EXERCISE:
Below are some records; reproduce every one of them exactly.

════════

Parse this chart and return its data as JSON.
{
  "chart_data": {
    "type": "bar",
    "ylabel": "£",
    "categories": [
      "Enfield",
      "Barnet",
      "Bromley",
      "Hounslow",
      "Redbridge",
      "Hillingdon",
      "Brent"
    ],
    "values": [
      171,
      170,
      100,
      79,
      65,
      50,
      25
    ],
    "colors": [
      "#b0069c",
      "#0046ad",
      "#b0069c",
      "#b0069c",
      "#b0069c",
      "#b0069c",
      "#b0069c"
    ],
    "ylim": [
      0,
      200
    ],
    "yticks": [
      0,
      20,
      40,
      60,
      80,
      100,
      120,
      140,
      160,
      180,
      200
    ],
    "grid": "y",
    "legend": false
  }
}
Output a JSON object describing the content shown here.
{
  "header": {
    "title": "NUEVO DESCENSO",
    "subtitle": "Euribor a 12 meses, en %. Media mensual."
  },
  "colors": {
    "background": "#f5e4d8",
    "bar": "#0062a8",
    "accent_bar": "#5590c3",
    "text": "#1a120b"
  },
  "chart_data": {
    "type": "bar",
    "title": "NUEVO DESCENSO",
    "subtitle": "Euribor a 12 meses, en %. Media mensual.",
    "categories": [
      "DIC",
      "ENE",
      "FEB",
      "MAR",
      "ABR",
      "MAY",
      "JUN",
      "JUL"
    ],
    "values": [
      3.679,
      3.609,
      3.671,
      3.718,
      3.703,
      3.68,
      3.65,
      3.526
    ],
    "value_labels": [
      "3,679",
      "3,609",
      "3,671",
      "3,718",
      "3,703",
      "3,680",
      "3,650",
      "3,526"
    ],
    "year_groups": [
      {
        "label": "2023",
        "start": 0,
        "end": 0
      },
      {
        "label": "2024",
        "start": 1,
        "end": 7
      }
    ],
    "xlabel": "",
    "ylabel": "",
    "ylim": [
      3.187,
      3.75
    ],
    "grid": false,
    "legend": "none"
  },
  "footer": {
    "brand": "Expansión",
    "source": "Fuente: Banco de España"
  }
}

════════

FULL RESPONSE:
Parse this chart and return its data as JSON.
{
  "chart_data": {
    "type": "bar",
    "ylabel": "£",
    "categories": [
      "Enfield",
      "Barnet",
      "Bromley",
      "Hounslow",
      "Redbridge",
      "Hillingdon",
      "Brent"
    ],
    "values": [
      171,
      170,
      100,
      79,
      65,
      50,
      25
    ],
    "colors": [
      "#b0069c",
      "#0046ad",
      "#b0069c",
      "#b0069c",
      "#b0069c",
      "#b0069c",
      "#b0069c"
    ],
    "ylim": [
      0,
      200
    ],
    "yticks": [
      0,
      20,
      40,
      60,
      80,
      100,
      120,
      140,
      160,
      180,
      200
    ],
    "grid": "y",
    "legend": false
  }
}
Output a JSON object describing the content shown here.
{
  "header": {
    "title": "NUEVO DESCENSO",
    "subtitle": "Euribor a 12 meses, en %. Media mensual."
  },
  "colors": {
    "background": "#f5e4d8",
    "bar": "#0062a8",
    "accent_bar": "#5590c3",
    "text": "#1a120b"
  },
  "chart_data": {
    "type": "bar",
    "title": "NUEVO DESCENSO",
    "subtitle": "Euribor a 12 meses, en %. Media mensual.",
    "categories": [
      "DIC",
      "ENE",
      "FEB",
      "MAR",
      "ABR",
      "MAY",
      "JUN",
      "JUL"
    ],
    "values": [
      3.679,
      3.609,
      3.671,
      3.718,
      3.703,
      3.68,
      3.65,
      3.526
    ],
    "value_labels": [
      "3,679",
      "3,609",
      "3,671",
      "3,718",
      "3,703",
      "3,680",
      "3,650",
      "3,526"
    ],
    "year_groups": [
      {
        "label": "2023",
        "start": 0,
        "end": 0
      },
      {
        "label": "2024",
        "start": 1,
        "end": 7
      }
    ],
    "xlabel": "",
    "ylabel": "",
    "ylim": [
      3.187,
      3.75
    ],
    "grid": false,
    "legend": "none"
  },
  "footer": {
    "brand": "Expansión",
    "source": "Fuente: Banco de España"
  }
}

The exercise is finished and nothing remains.